** start **

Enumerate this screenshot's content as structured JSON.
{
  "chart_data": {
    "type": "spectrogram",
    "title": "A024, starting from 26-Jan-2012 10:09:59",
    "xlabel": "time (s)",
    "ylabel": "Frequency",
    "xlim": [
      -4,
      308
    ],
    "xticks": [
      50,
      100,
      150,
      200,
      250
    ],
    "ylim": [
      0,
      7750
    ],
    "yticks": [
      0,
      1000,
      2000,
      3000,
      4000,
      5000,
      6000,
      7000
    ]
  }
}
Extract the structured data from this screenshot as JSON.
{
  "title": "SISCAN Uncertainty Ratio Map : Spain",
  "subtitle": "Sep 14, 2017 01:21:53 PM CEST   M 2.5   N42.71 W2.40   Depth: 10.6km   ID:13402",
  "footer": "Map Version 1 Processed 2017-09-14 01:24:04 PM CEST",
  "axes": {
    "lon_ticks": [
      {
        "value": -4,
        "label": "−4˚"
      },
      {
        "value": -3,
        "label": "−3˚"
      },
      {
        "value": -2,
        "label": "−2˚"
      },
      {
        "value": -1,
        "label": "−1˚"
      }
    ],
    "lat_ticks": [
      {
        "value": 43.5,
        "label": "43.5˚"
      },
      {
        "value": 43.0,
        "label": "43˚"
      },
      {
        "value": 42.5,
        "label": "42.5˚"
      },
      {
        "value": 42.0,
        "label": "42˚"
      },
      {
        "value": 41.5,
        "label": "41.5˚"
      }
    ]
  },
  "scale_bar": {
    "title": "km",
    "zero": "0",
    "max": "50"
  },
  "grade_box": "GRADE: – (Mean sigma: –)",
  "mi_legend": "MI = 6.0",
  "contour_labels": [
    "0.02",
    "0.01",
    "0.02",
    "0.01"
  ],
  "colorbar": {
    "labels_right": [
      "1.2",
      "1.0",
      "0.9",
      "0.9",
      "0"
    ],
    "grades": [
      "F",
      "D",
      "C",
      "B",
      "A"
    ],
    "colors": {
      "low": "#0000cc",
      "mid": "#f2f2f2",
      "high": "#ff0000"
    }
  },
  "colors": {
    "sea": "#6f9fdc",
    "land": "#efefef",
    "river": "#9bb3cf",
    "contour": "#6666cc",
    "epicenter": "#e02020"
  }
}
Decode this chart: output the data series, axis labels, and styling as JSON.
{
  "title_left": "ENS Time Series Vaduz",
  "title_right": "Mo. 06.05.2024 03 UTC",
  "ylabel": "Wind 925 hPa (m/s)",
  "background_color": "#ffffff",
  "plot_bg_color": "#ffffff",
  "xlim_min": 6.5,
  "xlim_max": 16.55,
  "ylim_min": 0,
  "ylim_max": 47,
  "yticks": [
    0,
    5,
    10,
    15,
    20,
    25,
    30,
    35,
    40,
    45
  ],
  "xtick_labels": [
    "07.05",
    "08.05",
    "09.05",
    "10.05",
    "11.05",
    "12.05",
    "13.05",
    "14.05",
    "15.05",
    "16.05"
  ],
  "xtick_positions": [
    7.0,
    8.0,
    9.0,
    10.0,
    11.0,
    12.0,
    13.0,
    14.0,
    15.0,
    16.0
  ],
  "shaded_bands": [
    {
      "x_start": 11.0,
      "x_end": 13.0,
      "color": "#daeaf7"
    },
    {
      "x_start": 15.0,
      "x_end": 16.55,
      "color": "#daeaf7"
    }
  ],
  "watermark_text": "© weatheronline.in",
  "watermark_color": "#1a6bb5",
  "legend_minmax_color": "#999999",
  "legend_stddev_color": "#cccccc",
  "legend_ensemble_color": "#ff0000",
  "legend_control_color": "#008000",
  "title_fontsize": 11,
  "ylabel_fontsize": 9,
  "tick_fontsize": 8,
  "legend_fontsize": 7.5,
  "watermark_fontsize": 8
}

** end **

[Your instructions] Retype exactly the lines from the one containing "Decode this chart: output" through the last line of the records above, including both.

[Exercise solution]
Decode this chart: output the data series, axis labels, and styling as JSON.
{
  "title_left": "ENS Time Series Vaduz",
  "title_right": "Mo. 06.05.2024 03 UTC",
  "ylabel": "Wind 925 hPa (m/s)",
  "background_color": "#ffffff",
  "plot_bg_color": "#ffffff",
  "xlim_min": 6.5,
  "xlim_max": 16.55,
  "ylim_min": 0,
  "ylim_max": 47,
  "yticks": [
    0,
    5,
    10,
    15,
    20,
    25,
    30,
    35,
    40,
    45
  ],
  "xtick_labels": [
    "07.05",
    "08.05",
    "09.05",
    "10.05",
    "11.05",
    "12.05",
    "13.05",
    "14.05",
    "15.05",
    "16.05"
  ],
  "xtick_positions": [
    7.0,
    8.0,
    9.0,
    10.0,
    11.0,
    12.0,
    13.0,
    14.0,
    15.0,
    16.0
  ],
  "shaded_bands": [
    {
      "x_start": 11.0,
      "x_end": 13.0,
      "color": "#daeaf7"
    },
    {
      "x_start": 15.0,
      "x_end": 16.55,
      "color": "#daeaf7"
    }
  ],
  "watermark_text": "© weatheronline.in",
  "watermark_color": "#1a6bb5",
  "legend_minmax_color": "#999999",
  "legend_stddev_color": "#cccccc",
  "legend_ensemble_color": "#ff0000",
  "legend_control_color": "#008000",
  "title_fontsize": 11,
  "ylabel_fontsize": 9,
  "tick_fontsize": 8,
  "legend_fontsize": 7.5,
  "watermark_fontsize": 8
}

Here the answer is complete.